## Provided data

————————

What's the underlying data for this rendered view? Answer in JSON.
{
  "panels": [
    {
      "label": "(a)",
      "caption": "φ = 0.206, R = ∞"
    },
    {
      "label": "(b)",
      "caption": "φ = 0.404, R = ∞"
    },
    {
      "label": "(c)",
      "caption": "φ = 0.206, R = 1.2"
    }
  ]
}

————————

## Directions for this task
Retype every entry word for word.

## Answer to this task
What's the underlying data for this rendered view? Answer in JSON.
{
  "panels": [
    {
      "label": "(a)",
      "caption": "φ = 0.206, R = ∞"
    },
    {
      "label": "(b)",
      "caption": "φ = 0.404, R = ∞"
    },
    {
      "label": "(c)",
      "caption": "φ = 0.206, R = 1.2"
    }
  ]
}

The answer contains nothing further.